◆ DATA SHOWN
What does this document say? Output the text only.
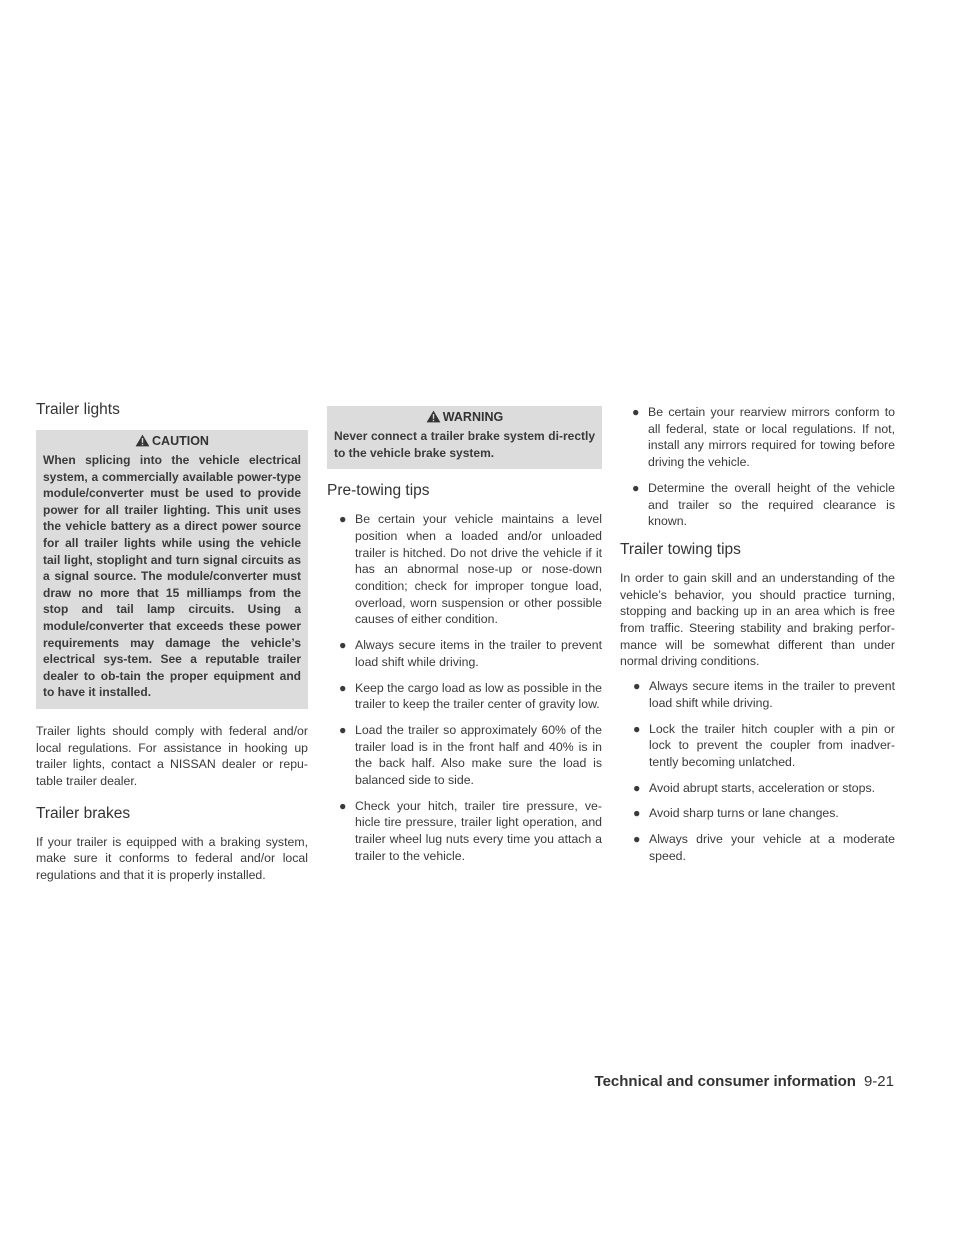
Trailer lights
CAUTION
When splicing into the vehicle electrical system, a commercially available power-type module/converter must be used to provide power for all trailer lighting. This unit uses the vehicle battery as a direct power source for all trailer lights while using the vehicle tail light, stoplight and turn signal circuits as a signal source. The module/converter must draw no more that 15 milliamps from the stop and tail lamp circuits. Using a module/converter that exceeds these power requirements may damage the vehicle’s electrical sys-tem. See a reputable trailer dealer to ob-tain the proper equipment and to have it installed.

Trailer lights should comply with federal and/or local regulations. For assistance in hooking up trailer lights, contact a NISSAN dealer or repu-table trailer dealer.

Trailer brakes

If your trailer is equipped with a braking system, make sure it conforms to federal and/or local regulations and that it is properly installed.

WARNING
Never connect a trailer brake system di-rectly to the vehicle brake system.
Pre-towing tips
● Be certain your vehicle maintains a level position when a loaded and/or unloaded trailer is hitched. Do not drive the vehicle if it has an abnormal nose-up or nose-down condition; check for improper tongue load, overload, worn suspension or other possible causes of either condition.
● Always secure items in the trailer to prevent load shift while driving.
● Keep the cargo load as low as possible in the trailer to keep the trailer center of gravity low.
● Load the trailer so approximately 60% of the trailer load is in the front half and 40% is in the back half. Also make sure the load is balanced side to side.
● Check your hitch, trailer tire pressure, ve-hicle tire pressure, trailer light operation, and trailer wheel lug nuts every time you attach a trailer to the vehicle.
● Be certain your rearview mirrors conform to all federal, state or local regulations. If not, install any mirrors required for towing before driving the vehicle.
● Determine the overall height of the vehicle and trailer so the required clearance is known.
Trailer towing tips

In order to gain skill and an understanding of the vehicle’s behavior, you should practice turning, stopping and backing up in an area which is free from traffic. Steering stability and braking perfor-mance will be somewhat different than under normal driving conditions.

● Always secure items in the trailer to prevent load shift while driving.
● Lock the trailer hitch coupler with a pin or lock to prevent the coupler from inadver-tently becoming unlatched.
● Avoid abrupt starts, acceleration or stops.
● Avoid sharp turns or lane changes.
● Always drive your vehicle at a moderate speed.
Technical and consumer information 9-21
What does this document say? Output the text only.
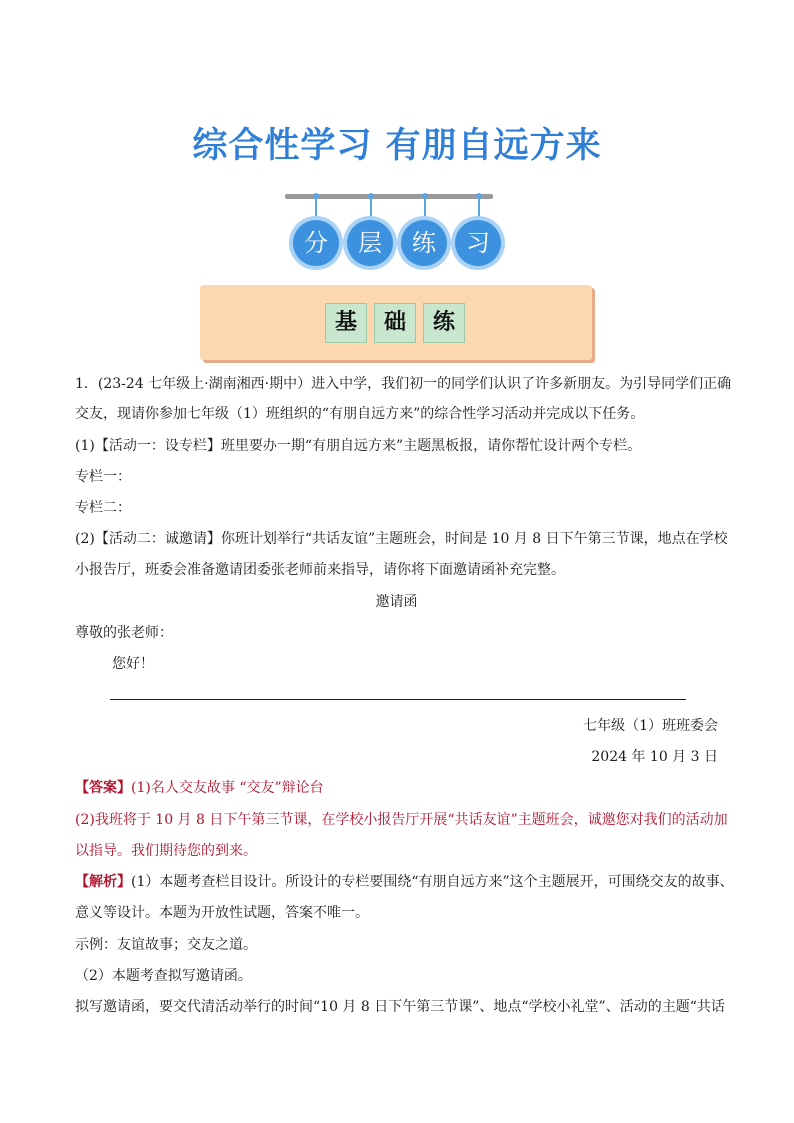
综合性学习 有朋自远方来
分	层	练	习
基	础	练
1．(23-24 七年级上·湖南湘西·期中）进入中学，我们初一的同学们认识了许多新朋友。为引导同学们正确
交友，现请你参加七年级（1）班组织的“有朋自远方来”的综合性学习活动并完成以下任务。
(1)【活动一：设专栏】班里要办一期“有朋自远方来”主题黑板报，请你帮忙设计两个专栏。
专栏一：
专栏二：
(2)【活动二：诚邀请】你班计划举行“共话友谊”主题班会，时间是 10 月 8 日下午第三节课，地点在学校
小报告厅，班委会准备邀请团委张老师前来指导，请你将下面邀请函补充完整。
邀请函
尊敬的张老师：
您好！
七年级（1）班班委会
2024 年 10 月 3 日
【答案】(1)名人交友故事 “交友”辩论台
(2)我班将于 10 月 8 日下午第三节课，在学校小报告厅开展“共话友谊”主题班会，诚邀您对我们的活动加
以指导。我们期待您的到来。
【解析】(1）本题考查栏目设计。所设计的专栏要围绕“有朋自远方来”这个主题展开，可围绕交友的故事、
意义等设计。本题为开放性试题，答案不唯一。
示例：友谊故事；交友之道。
（2）本题考查拟写邀请函。
拟写邀请函，要交代清活动举行的时间“10 月 8 日下午第三节课”、地点“学校小礼堂”、活动的主题“共话
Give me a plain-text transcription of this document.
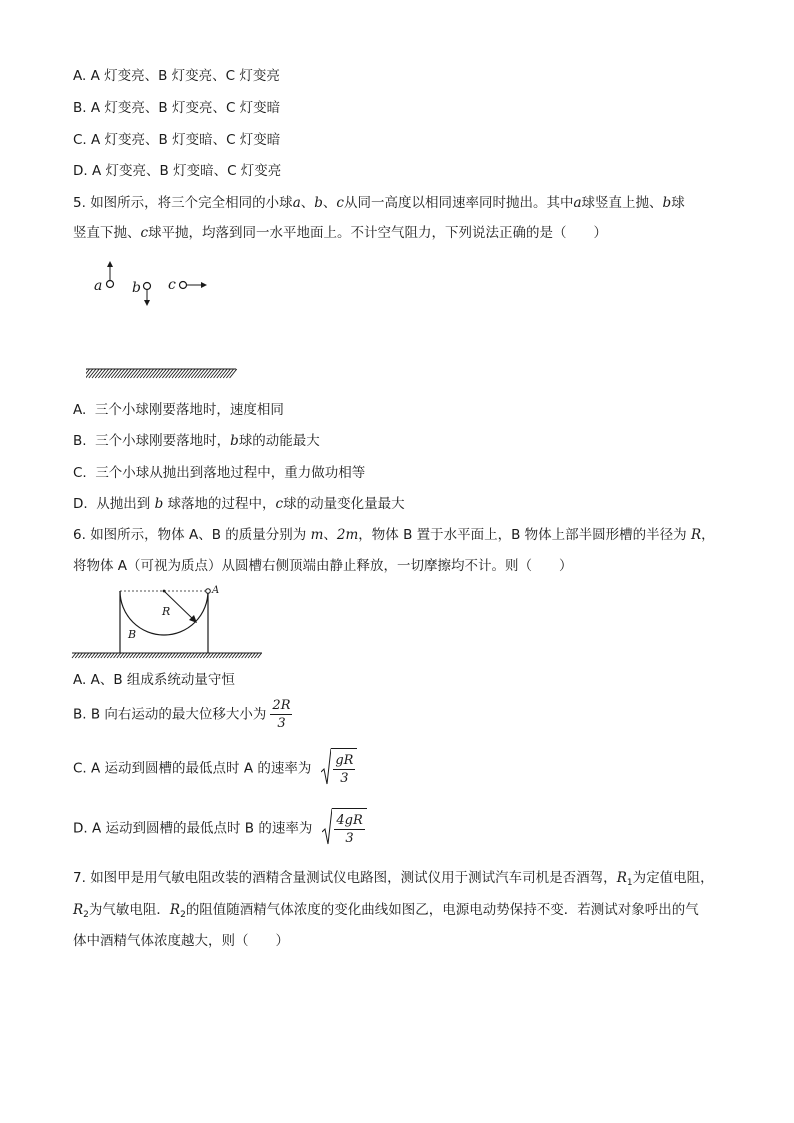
A. A 灯变亮、B 灯变亮、C 灯变亮
B. A 灯变亮、B 灯变亮、C 灯变暗
C. A 灯变亮、B 灯变暗、C 灯变暗
D. A 灯变亮、B 灯变暗、C 灯变亮
5. 如图所示，将三个完全相同的小球a、b、c从同一高度以相同速率同时抛出。其中a球竖直上抛、b球
竖直下抛、c球平抛，均落到同一水平地面上。不计空气阻力，下列说法正确的是（　　）
a b c
A. 三个小球刚要落地时，速度相同
B. 三个小球刚要落地时，b球的动能最大
C. 三个小球从抛出到落地过程中，重力做功相等
D. 从抛出到 b 球落地的过程中，c球的动量变化量最大
6. 如图所示，物体 A、B 的质量分别为 m、2m，物体 B 置于水平面上，B 物体上部半圆形槽的半径为 R，
将物体 A（可视为质点）从圆槽右侧顶端由静止释放，一切摩擦均不计。则（　　）
R
B
A
A. A、B 组成系统动量守恒
B. B 向右运动的最大位移大小为 $\frac{2R}{3}$
C. A 运动到圆槽的最低点时 A 的速率为 $\frac{gR}{3}$
D. A 运动到圆槽的最低点时 B 的速率为 $\frac{4gR}{3}$
7. 如图甲是用气敏电阻改装的酒精含量测试仪电路图，测试仪用于测试汽车司机是否酒驾，$R_1$为定值电阻，
$R_2$为气敏电阻．$R_2$的阻值随酒精气体浓度的变化曲线如图乙，电源电动势保持不变．若测试对象呼出的气
体中酒精气体浓度越大，则（　　）
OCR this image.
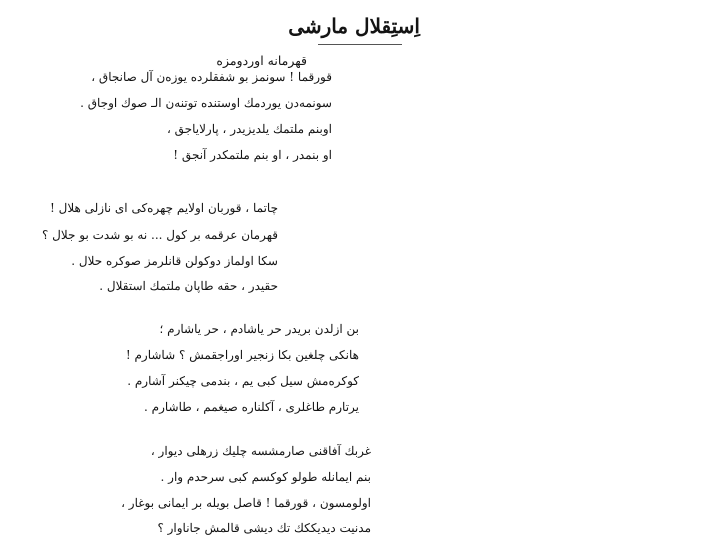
اِستِقلال مارشى
قهرمانه اوردومزه
قورقما ! سونمز بو شفقلرده يوزه‌ن آل صانجاق ،
سونمه‌دن يوردمك اوستنده توتنه‌ن الـ صوك اوجاق .
اوبنم ملتمك يلديزيدر ، پارلايا‌جق ،
او بنمدر ، او بنم ملتمكدر آنجق !
چاتما ، قوربان اولايم چهره‌كى اى نازلى هلال !
قهرمان عرقمه بر كول ... نه بو شدت بو جلال ؟
سكا اولماز دوكولن قانلرمز صوكره حلال .
حقيدر ، حقه طاپان ملتمك استقلال .
بن ازلدن بريدر حر ياشادم ، حر ياشارم ؛
هانكى چلغين بكا زنجير اوراجقمش ؟ شاشارم !
كوكره‌مش سيل كبى يم ، بندمى چيكنر آشارم .
يرتارم طاغلرى ، آكلناره صيغمم ، طاشارم .
غربك آفاقنى صارمشسه چليك زرهلى ديوار ،
بنم ايمانله طولو كوكسم كبى سرحدم وار .
اولومسون ، قورقما ! قاصل بويله بر ايمانى بوغار ،
مدنيت ديديككك تك دیشى قالمش جاناوار ؟
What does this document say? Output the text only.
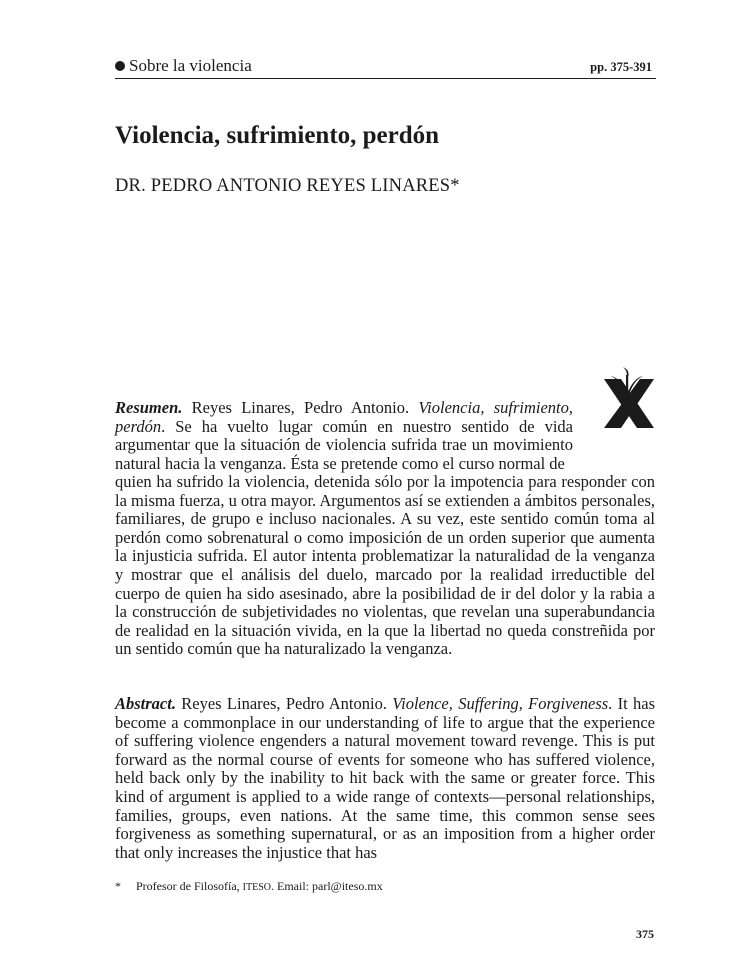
Sobre la violencia	pp. 375-391
Violencia, sufrimiento, perdón

DR. PEDRO ANTONIO REYES LINARES*

Resumen. Reyes Linares, Pedro Antonio. Violencia, sufrimiento, perdón. Se ha vuelto lugar común en nuestro sentido de vida argumentar que la situación de violencia sufrida trae un movimiento natural hacia la venganza. Ésta se pretende como el curso normal de

quien ha sufrido la violencia, detenida sólo por la impotencia para responder con la misma fuerza, u otra mayor. Argumentos así se extienden a ámbitos personales, familiares, de grupo e incluso nacionales. A su vez, este sentido común toma al perdón como sobrenatural o como imposición de un orden superior que aumenta la injusticia sufrida. El autor intenta problematizar la naturalidad de la venganza y mostrar que el análisis del duelo, marcado por la realidad irreductible del cuerpo de quien ha sido asesinado, abre la posibilidad de ir del dolor y la rabia a la construcción de subjetividades no violentas, que revelan una superabundancia de realidad en la situación vivida, en la que la libertad no queda constreñida por un sentido común que ha naturalizado la venganza.

Abstract. Reyes Linares, Pedro Antonio. Violence, Suffering, Forgiveness. It has become a commonplace in our understanding of life to argue that the experience of suffering violence engenders a natural movement toward revenge. This is put forward as the normal course of events for someone who has suffered violence, held back only by the inability to hit back with the same or greater force. This kind of argument is applied to a wide range of contexts—personal relationships, families, groups, even nations. At the same time, this common sense sees forgiveness as something supernatural, or as an imposition from a higher order that only increases the injustice that has

* Profesor de Filosofía, ITESO. Email: parl@iteso.mx
375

◆ WORK INSTRUCTIONS
Compute the number of lines above that contain the string "tips". Reply with that value only.

◆ EXERCISE SOLUTION
2